## SET TASK
Copy the material that follows word for word and omit its pictures.

## MATERIALS PROVIDED
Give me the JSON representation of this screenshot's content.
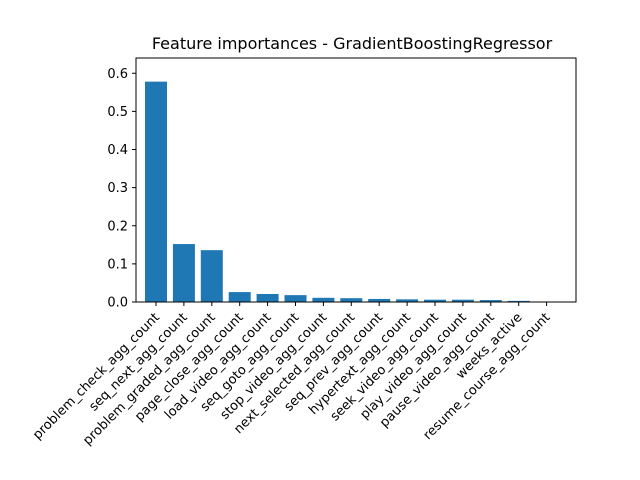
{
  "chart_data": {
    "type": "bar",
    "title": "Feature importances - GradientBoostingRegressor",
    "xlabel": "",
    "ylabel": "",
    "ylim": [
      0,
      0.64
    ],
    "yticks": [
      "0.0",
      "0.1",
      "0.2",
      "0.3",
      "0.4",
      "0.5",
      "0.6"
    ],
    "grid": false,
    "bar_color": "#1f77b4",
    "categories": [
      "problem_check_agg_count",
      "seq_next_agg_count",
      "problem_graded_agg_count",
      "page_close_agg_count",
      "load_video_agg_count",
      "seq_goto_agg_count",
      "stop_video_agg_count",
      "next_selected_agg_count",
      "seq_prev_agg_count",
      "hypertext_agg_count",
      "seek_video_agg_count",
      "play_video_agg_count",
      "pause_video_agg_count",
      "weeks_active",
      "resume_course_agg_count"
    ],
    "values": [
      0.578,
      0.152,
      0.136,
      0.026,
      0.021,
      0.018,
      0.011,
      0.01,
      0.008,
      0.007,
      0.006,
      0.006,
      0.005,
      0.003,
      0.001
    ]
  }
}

## ANSWER IN FULL
Give me the JSON representation of this screenshot's content.
{
  "chart_data": {
    "type": "bar",
    "title": "Feature importances - GradientBoostingRegressor",
    "xlabel": "",
    "ylabel": "",
    "ylim": [
      0,
      0.64
    ],
    "yticks": [
      "0.0",
      "0.1",
      "0.2",
      "0.3",
      "0.4",
      "0.5",
      "0.6"
    ],
    "grid": false,
    "bar_color": "#1f77b4",
    "categories": [
      "problem_check_agg_count",
      "seq_next_agg_count",
      "problem_graded_agg_count",
      "page_close_agg_count",
      "load_video_agg_count",
      "seq_goto_agg_count",
      "stop_video_agg_count",
      "next_selected_agg_count",
      "seq_prev_agg_count",
      "hypertext_agg_count",
      "seek_video_agg_count",
      "play_video_agg_count",
      "pause_video_agg_count",
      "weeks_active",
      "resume_course_agg_count"
    ],
    "values": [
      0.578,
      0.152,
      0.136,
      0.026,
      0.021,
      0.018,
      0.011,
      0.01,
      0.008,
      0.007,
      0.006,
      0.006,
      0.005,
      0.003,
      0.001
    ]
  }
}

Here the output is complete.